_Problem to work on:_ Search the data for the string "Thông" and gather each line it is in.

_The records:_

<<<<

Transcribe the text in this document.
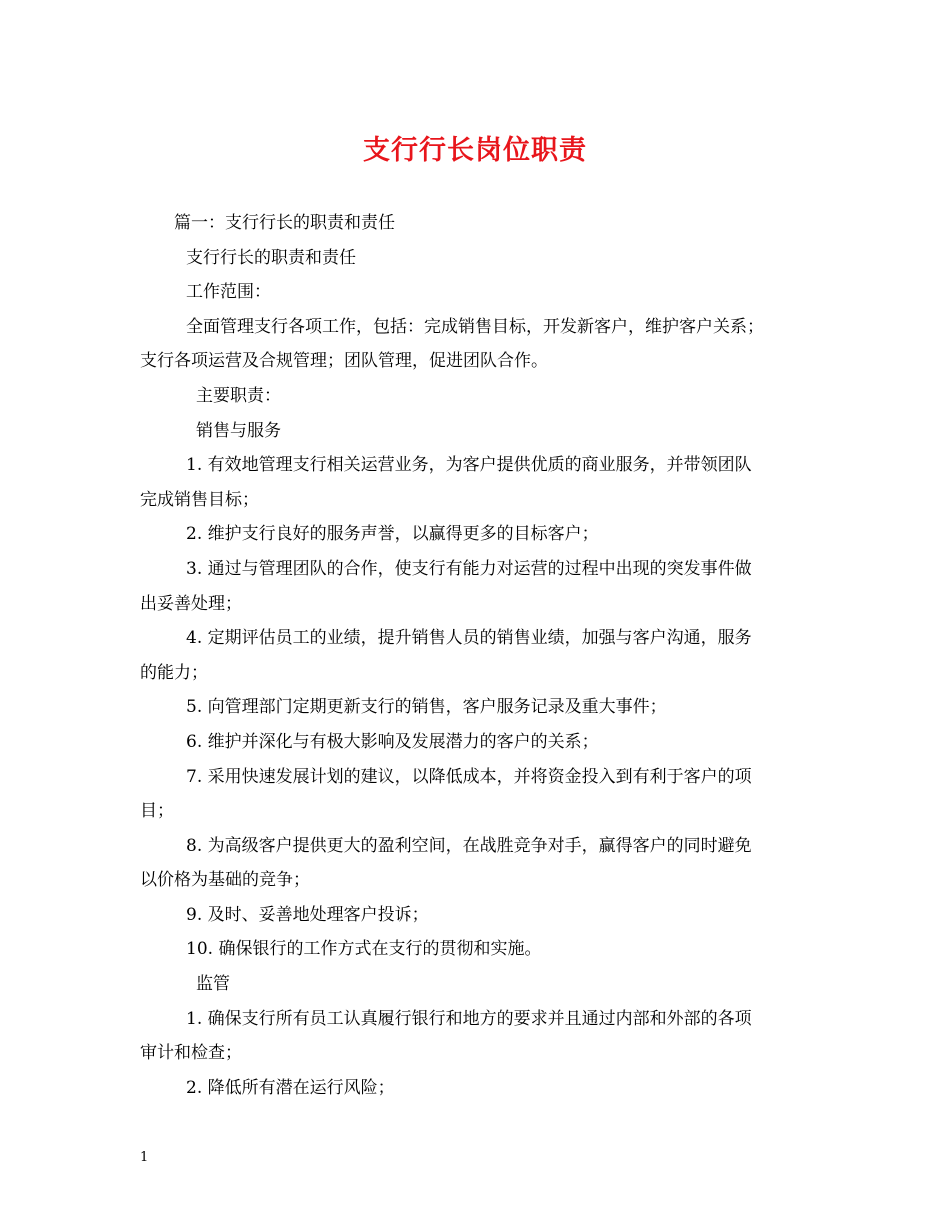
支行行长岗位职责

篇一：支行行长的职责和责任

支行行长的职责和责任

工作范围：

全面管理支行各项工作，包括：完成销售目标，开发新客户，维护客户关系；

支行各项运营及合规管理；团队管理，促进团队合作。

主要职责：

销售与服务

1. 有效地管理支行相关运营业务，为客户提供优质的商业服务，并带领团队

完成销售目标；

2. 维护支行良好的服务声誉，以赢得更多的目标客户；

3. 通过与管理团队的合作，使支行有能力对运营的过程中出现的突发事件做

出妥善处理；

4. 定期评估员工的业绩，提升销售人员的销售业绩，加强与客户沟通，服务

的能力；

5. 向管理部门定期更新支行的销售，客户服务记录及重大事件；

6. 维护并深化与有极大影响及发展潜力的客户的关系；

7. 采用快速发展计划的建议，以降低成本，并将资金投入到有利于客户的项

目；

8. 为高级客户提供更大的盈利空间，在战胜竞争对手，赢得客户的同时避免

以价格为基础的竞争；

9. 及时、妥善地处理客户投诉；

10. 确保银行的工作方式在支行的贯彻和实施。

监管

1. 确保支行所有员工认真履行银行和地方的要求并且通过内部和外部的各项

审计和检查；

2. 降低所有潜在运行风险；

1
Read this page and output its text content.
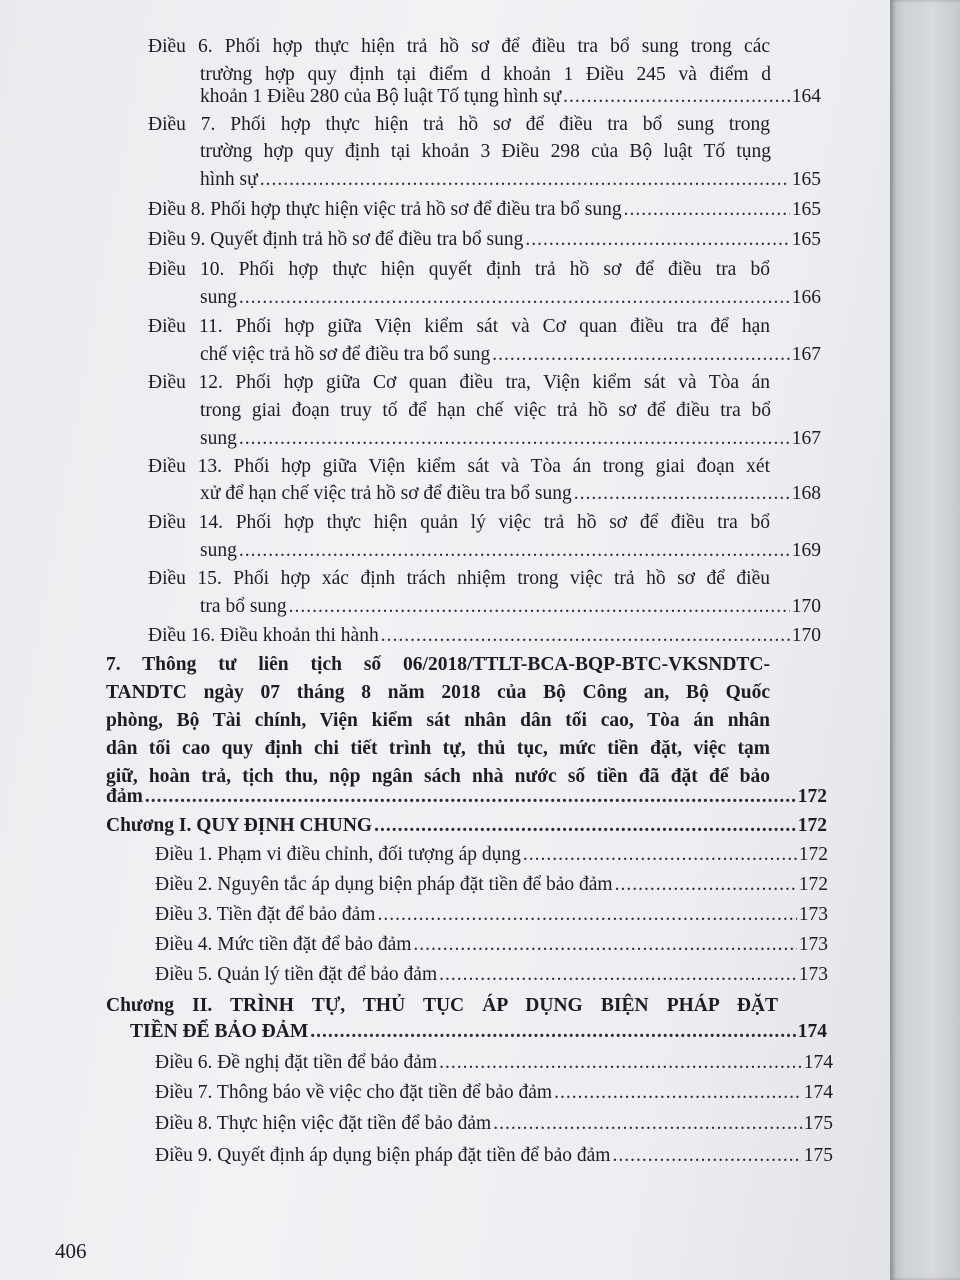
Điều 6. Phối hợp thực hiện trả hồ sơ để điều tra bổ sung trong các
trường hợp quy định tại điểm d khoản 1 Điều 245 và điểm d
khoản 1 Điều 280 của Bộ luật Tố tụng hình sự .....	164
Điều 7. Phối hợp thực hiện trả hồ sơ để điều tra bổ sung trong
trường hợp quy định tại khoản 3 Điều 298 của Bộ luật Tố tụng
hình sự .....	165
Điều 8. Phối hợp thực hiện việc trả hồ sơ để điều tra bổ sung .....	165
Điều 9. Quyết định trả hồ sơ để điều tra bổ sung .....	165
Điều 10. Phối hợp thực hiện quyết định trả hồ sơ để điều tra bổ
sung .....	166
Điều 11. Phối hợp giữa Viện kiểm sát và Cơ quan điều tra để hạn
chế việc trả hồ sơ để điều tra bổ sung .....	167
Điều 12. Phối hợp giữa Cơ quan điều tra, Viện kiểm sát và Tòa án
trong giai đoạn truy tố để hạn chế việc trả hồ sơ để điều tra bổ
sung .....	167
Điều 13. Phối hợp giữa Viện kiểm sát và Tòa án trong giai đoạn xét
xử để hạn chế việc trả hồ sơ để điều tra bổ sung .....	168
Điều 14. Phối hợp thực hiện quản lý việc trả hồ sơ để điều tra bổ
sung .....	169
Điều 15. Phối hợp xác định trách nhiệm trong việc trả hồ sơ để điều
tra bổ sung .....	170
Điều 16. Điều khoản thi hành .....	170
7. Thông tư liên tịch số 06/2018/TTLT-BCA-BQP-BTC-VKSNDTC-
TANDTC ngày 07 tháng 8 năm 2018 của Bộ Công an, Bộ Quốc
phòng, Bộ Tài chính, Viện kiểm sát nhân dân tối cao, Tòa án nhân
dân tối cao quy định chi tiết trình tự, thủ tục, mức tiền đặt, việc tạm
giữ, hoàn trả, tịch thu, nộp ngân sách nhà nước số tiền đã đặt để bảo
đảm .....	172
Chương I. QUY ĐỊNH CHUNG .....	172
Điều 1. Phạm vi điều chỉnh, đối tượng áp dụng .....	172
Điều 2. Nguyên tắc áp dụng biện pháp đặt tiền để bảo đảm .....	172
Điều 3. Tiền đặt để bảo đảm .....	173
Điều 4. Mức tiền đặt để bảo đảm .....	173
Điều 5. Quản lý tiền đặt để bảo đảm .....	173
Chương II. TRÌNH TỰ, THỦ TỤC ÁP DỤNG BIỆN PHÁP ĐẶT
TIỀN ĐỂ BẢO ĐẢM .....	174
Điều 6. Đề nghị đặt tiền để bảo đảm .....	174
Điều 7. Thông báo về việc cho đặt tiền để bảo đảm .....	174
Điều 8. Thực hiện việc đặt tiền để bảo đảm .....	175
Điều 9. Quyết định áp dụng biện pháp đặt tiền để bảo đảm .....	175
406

>>>>

_Complete answer:_
7. Thông tư liên tịch số 06/2018/TTLT-BCA-BQP-BTC-VKSNDTC-
Điều 7. Thông báo về việc cho đặt tiền để bảo đảm .....	174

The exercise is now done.